**Set problem:**
All of the material should be reproduced exactly, with pictures left out.

**Given records:**
________________________

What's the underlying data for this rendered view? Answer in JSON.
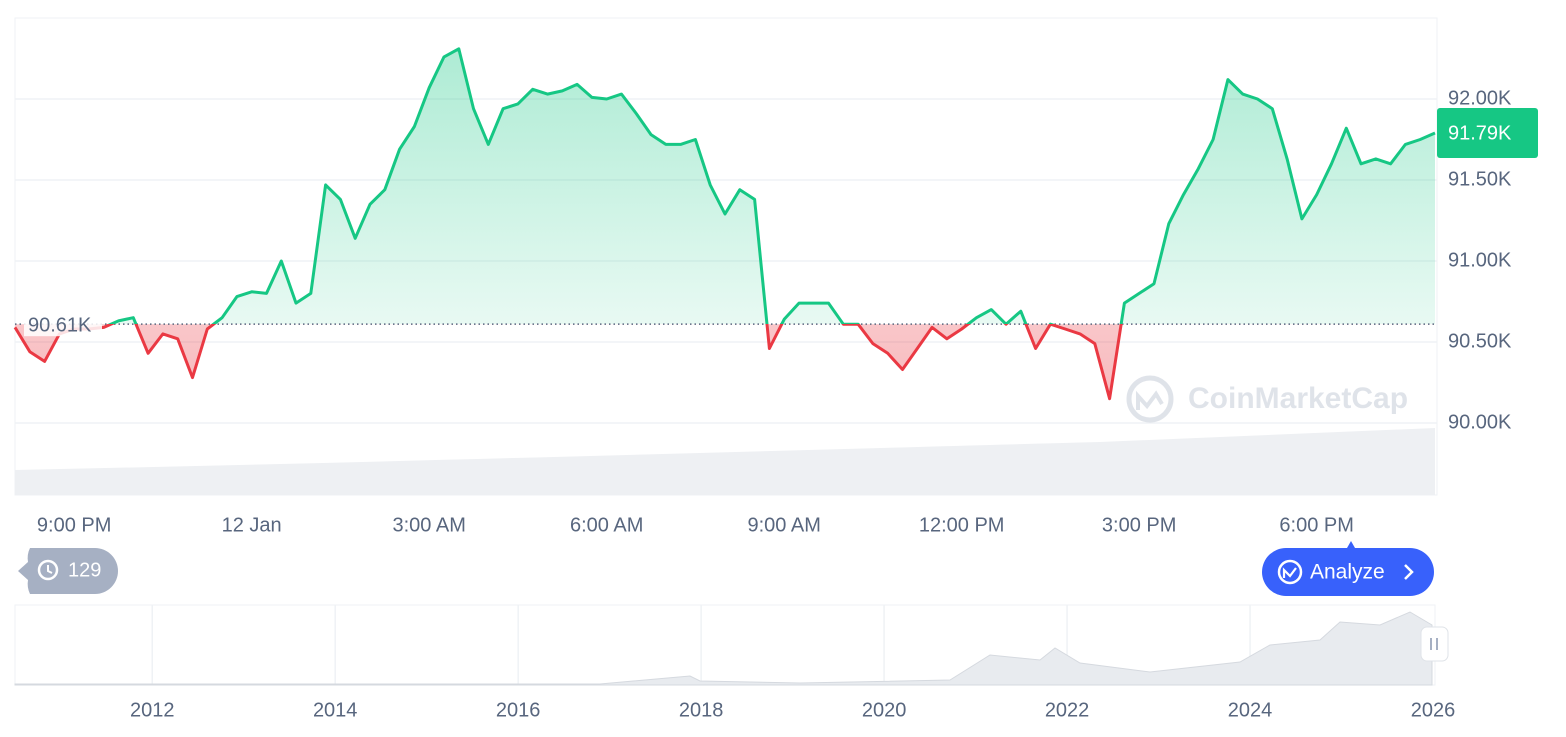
{
  "chart_data": {
    "type": "line",
    "categories": [
      null,
      null,
      null,
      null,
      "9:00 PM",
      null,
      null,
      null,
      null,
      null,
      null,
      null,
      null,
      null,
      null,
      null,
      "12 Jan",
      null,
      null,
      null,
      null,
      null,
      null,
      null,
      null,
      null,
      null,
      null,
      "3:00 AM",
      null,
      null,
      null,
      null,
      null,
      null,
      null,
      null,
      null,
      null,
      null,
      "6:00 AM",
      null,
      null,
      null,
      null,
      null,
      null,
      null,
      null,
      null,
      null,
      null,
      "9:00 AM",
      null,
      null,
      null,
      null,
      null,
      null,
      null,
      null,
      null,
      null,
      null,
      "12:00 PM",
      null,
      null,
      null,
      null,
      null,
      null,
      null,
      null,
      null,
      null,
      null,
      "3:00 PM",
      null,
      null,
      null,
      null,
      null,
      null,
      null,
      null,
      null,
      null,
      null,
      "6:00 PM",
      null,
      null,
      null,
      null,
      null,
      null,
      null,
      null
    ],
    "values": [
      90590,
      90440,
      90380,
      90550,
      90580,
      90580,
      90590,
      90630,
      90650,
      90430,
      90550,
      90520,
      90280,
      90580,
      90650,
      90780,
      90810,
      90800,
      91000,
      90740,
      90800,
      91470,
      91380,
      91140,
      91350,
      91440,
      91690,
      91830,
      92070,
      92260,
      92310,
      91940,
      91720,
      91940,
      91970,
      92060,
      92030,
      92050,
      92090,
      92010,
      92000,
      92030,
      91910,
      91780,
      91720,
      91720,
      91750,
      91470,
      91290,
      91440,
      91380,
      90460,
      90640,
      90740,
      90740,
      90740,
      90610,
      90610,
      90490,
      90430,
      90330,
      90460,
      90590,
      90520,
      90580,
      90650,
      90700,
      90610,
      90690,
      90460,
      90610,
      90580,
      90550,
      90490,
      90150,
      90740,
      90800,
      90860,
      91230,
      91410,
      91570,
      91750,
      92120,
      92030,
      92000,
      91940,
      91630,
      91260,
      91410,
      91600,
      91820,
      91600,
      91630,
      91600,
      91720,
      91750,
      91790
    ],
    "colors": {
      "above": "#16c784",
      "below": "#ea3943"
    },
    "baseline": {
      "value": 90610,
      "label": "90.61K"
    },
    "last_price": {
      "value": 91790,
      "label": "91.79K"
    },
    "ylim": [
      90000,
      92500
    ],
    "yticks": [
      {
        "value": 90000,
        "label": "90.00K"
      },
      {
        "value": 90500,
        "label": "90.50K"
      },
      {
        "value": 91000,
        "label": "91.00K"
      },
      {
        "value": 91500,
        "label": "91.50K"
      },
      {
        "value": 92000,
        "label": "92.00K"
      }
    ],
    "grid": true,
    "watermark": "CoinMarketCap",
    "history_count": 129,
    "analyze_button": "Analyze",
    "navigator": {
      "xlim": [
        2010.5,
        2026
      ],
      "xticks": [
        2012,
        2014,
        2016,
        2018,
        2020,
        2022,
        2024,
        2026
      ]
    }
  }
}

________________________

**The solution:**
What's the underlying data for this rendered view? Answer in JSON.
{
  "chart_data": {
    "type": "line",
    "categories": [
      null,
      null,
      null,
      null,
      "9:00 PM",
      null,
      null,
      null,
      null,
      null,
      null,
      null,
      null,
      null,
      null,
      null,
      "12 Jan",
      null,
      null,
      null,
      null,
      null,
      null,
      null,
      null,
      null,
      null,
      null,
      "3:00 AM",
      null,
      null,
      null,
      null,
      null,
      null,
      null,
      null,
      null,
      null,
      null,
      "6:00 AM",
      null,
      null,
      null,
      null,
      null,
      null,
      null,
      null,
      null,
      null,
      null,
      "9:00 AM",
      null,
      null,
      null,
      null,
      null,
      null,
      null,
      null,
      null,
      null,
      null,
      "12:00 PM",
      null,
      null,
      null,
      null,
      null,
      null,
      null,
      null,
      null,
      null,
      null,
      "3:00 PM",
      null,
      null,
      null,
      null,
      null,
      null,
      null,
      null,
      null,
      null,
      null,
      "6:00 PM",
      null,
      null,
      null,
      null,
      null,
      null,
      null,
      null
    ],
    "values": [
      90590,
      90440,
      90380,
      90550,
      90580,
      90580,
      90590,
      90630,
      90650,
      90430,
      90550,
      90520,
      90280,
      90580,
      90650,
      90780,
      90810,
      90800,
      91000,
      90740,
      90800,
      91470,
      91380,
      91140,
      91350,
      91440,
      91690,
      91830,
      92070,
      92260,
      92310,
      91940,
      91720,
      91940,
      91970,
      92060,
      92030,
      92050,
      92090,
      92010,
      92000,
      92030,
      91910,
      91780,
      91720,
      91720,
      91750,
      91470,
      91290,
      91440,
      91380,
      90460,
      90640,
      90740,
      90740,
      90740,
      90610,
      90610,
      90490,
      90430,
      90330,
      90460,
      90590,
      90520,
      90580,
      90650,
      90700,
      90610,
      90690,
      90460,
      90610,
      90580,
      90550,
      90490,
      90150,
      90740,
      90800,
      90860,
      91230,
      91410,
      91570,
      91750,
      92120,
      92030,
      92000,
      91940,
      91630,
      91260,
      91410,
      91600,
      91820,
      91600,
      91630,
      91600,
      91720,
      91750,
      91790
    ],
    "colors": {
      "above": "#16c784",
      "below": "#ea3943"
    },
    "baseline": {
      "value": 90610,
      "label": "90.61K"
    },
    "last_price": {
      "value": 91790,
      "label": "91.79K"
    },
    "ylim": [
      90000,
      92500
    ],
    "yticks": [
      {
        "value": 90000,
        "label": "90.00K"
      },
      {
        "value": 90500,
        "label": "90.50K"
      },
      {
        "value": 91000,
        "label": "91.00K"
      },
      {
        "value": 91500,
        "label": "91.50K"
      },
      {
        "value": 92000,
        "label": "92.00K"
      }
    ],
    "grid": true,
    "watermark": "CoinMarketCap",
    "history_count": 129,
    "analyze_button": "Analyze",
    "navigator": {
      "xlim": [
        2010.5,
        2026
      ],
      "xticks": [
        2012,
        2014,
        2016,
        2018,
        2020,
        2022,
        2024,
        2026
      ]
    }
  }
}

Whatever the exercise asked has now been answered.